━━ RECORDS SHOWN ━━

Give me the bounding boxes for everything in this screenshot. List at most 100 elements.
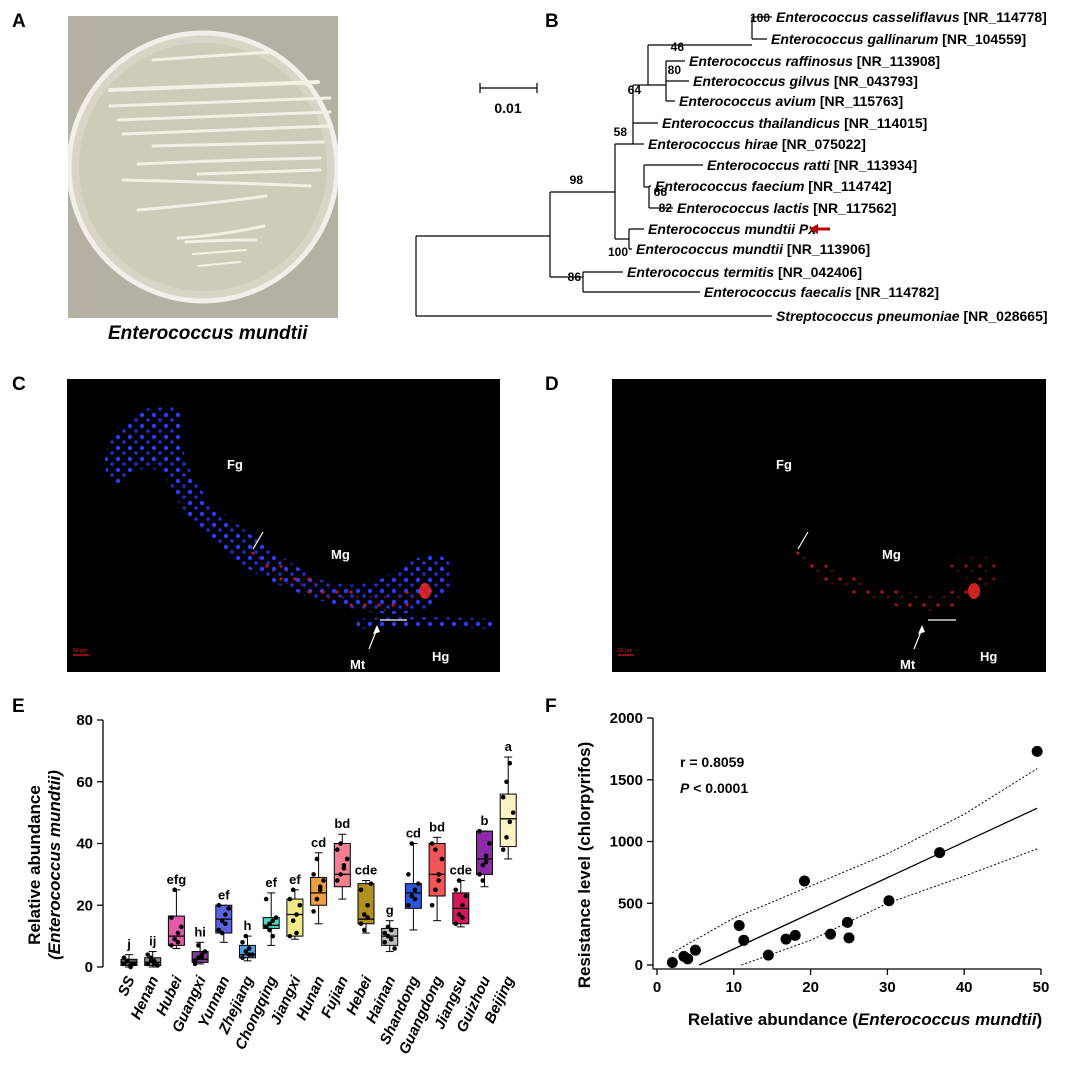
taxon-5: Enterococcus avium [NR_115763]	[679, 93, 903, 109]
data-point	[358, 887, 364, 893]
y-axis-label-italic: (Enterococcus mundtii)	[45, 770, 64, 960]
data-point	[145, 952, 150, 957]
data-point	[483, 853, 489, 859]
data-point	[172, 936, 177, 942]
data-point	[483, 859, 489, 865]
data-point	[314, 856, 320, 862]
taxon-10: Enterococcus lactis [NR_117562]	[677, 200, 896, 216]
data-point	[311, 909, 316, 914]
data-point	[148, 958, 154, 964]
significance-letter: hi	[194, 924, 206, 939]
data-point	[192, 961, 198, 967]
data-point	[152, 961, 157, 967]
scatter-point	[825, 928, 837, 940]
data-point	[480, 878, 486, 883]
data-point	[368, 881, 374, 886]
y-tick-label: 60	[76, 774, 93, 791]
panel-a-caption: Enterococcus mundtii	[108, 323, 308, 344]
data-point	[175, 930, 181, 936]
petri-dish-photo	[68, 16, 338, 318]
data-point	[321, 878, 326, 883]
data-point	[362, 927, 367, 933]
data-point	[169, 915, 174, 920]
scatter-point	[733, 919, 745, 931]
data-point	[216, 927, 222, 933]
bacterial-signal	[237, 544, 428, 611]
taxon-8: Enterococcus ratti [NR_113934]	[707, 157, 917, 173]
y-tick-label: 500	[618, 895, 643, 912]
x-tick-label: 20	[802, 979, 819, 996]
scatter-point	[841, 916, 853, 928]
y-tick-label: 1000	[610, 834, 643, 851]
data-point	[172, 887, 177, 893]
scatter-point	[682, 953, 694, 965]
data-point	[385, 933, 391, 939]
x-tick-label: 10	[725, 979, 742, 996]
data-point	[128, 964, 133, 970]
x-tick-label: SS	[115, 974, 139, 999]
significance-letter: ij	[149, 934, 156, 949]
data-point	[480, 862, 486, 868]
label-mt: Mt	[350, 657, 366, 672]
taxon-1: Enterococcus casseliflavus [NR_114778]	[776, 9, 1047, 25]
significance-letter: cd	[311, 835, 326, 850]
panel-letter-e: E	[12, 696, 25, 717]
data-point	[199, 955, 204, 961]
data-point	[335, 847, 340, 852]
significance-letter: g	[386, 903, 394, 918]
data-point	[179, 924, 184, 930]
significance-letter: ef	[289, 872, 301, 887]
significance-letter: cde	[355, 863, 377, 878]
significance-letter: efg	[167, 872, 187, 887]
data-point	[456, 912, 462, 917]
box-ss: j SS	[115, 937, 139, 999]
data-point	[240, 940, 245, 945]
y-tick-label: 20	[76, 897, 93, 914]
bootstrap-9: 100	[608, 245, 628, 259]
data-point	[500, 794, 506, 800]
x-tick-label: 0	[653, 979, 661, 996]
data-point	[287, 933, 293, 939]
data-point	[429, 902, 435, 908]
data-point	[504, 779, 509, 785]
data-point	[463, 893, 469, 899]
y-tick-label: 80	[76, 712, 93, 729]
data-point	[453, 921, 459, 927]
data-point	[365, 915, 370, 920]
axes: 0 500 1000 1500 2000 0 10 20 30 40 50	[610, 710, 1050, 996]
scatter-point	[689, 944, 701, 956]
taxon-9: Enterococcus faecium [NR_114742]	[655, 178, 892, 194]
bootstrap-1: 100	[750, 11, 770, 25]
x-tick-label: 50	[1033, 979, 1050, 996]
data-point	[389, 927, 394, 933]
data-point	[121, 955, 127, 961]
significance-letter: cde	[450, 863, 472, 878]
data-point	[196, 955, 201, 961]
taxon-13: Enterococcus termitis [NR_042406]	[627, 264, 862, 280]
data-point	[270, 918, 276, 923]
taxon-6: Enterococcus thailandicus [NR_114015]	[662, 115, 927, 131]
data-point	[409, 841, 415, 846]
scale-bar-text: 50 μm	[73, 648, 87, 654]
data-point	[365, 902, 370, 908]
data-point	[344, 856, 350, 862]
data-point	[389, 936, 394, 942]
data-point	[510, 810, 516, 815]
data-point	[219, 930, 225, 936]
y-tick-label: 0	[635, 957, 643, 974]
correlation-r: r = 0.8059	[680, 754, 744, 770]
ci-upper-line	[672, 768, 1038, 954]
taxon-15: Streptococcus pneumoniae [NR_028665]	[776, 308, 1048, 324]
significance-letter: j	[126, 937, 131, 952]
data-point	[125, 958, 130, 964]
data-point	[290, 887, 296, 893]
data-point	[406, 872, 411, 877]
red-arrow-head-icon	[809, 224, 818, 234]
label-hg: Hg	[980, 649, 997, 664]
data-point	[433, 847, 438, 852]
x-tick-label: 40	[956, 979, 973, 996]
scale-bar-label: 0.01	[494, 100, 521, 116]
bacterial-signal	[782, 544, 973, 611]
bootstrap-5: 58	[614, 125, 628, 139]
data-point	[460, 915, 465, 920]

━━━

- **TASK STATEMENT**: Out of the records, collect only those lines that contain the string "scatter".

- **OUTPUT BELOW**:
scatter-point	[825, 928, 837, 940]
scatter-point	[733, 919, 745, 931]
scatter-point	[841, 916, 853, 928]
scatter-point	[682, 953, 694, 965]
scatter-point	[689, 944, 701, 956]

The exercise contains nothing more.